**WHAT TO PRODUCE:** Determine the number of lines containing the word "page", and state that figure alone.

======

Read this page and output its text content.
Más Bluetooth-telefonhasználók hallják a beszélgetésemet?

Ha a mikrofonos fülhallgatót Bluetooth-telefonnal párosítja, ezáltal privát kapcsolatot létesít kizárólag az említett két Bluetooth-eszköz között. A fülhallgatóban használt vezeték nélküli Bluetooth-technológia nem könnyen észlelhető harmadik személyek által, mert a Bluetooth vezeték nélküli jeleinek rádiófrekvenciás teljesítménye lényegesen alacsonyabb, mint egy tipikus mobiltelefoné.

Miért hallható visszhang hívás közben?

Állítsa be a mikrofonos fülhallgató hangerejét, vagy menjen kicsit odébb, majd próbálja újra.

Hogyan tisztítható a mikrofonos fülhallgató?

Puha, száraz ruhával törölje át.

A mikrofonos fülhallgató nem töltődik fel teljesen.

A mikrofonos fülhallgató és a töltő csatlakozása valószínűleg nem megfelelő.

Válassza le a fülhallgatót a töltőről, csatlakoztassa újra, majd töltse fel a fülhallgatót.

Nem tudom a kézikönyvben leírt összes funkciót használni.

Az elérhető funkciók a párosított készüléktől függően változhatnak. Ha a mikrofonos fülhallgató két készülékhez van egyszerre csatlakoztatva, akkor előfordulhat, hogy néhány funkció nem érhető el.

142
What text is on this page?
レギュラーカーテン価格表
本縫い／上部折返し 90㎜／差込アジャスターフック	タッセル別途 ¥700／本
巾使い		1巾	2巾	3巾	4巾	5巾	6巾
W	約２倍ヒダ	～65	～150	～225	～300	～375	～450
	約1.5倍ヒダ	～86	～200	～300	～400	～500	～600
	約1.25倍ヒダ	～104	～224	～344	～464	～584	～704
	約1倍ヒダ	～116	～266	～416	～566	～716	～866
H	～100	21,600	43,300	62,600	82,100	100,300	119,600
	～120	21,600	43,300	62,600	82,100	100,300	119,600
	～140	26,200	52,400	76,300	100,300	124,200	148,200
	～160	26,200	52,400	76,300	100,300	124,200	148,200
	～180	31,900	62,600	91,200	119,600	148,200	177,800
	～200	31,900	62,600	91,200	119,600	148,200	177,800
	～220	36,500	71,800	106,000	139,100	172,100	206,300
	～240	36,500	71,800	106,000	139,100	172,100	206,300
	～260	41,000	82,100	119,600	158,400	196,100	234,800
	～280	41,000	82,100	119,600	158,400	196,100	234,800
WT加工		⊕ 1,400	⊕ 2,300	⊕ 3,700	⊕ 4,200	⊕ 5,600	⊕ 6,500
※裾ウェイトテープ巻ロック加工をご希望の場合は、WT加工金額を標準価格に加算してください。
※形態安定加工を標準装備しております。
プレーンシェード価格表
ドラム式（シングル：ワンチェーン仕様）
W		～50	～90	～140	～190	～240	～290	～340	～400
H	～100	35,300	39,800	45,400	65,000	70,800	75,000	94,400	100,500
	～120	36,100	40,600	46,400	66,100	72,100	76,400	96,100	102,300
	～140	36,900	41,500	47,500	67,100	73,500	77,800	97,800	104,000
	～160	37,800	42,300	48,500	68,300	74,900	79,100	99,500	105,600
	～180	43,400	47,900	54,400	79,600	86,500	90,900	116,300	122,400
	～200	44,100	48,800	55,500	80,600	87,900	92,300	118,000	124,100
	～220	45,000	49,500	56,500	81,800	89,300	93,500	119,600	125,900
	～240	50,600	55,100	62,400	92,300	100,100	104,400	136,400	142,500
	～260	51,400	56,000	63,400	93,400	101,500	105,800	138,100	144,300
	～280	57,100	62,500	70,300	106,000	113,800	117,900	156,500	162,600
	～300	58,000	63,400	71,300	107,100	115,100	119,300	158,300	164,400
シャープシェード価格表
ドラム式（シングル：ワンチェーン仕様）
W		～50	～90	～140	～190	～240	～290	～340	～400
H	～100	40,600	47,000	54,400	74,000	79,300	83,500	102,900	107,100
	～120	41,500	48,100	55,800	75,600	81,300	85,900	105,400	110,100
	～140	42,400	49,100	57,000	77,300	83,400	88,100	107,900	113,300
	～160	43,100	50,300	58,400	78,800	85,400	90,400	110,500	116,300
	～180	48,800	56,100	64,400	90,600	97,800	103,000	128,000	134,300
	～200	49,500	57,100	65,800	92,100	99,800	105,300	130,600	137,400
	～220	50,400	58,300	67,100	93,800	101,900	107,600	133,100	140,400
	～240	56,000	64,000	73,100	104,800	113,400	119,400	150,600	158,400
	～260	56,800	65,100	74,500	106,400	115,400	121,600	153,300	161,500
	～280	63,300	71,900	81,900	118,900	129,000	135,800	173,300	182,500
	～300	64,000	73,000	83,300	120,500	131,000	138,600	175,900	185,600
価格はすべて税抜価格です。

======

**ANSWER FOR THE TASK:** 2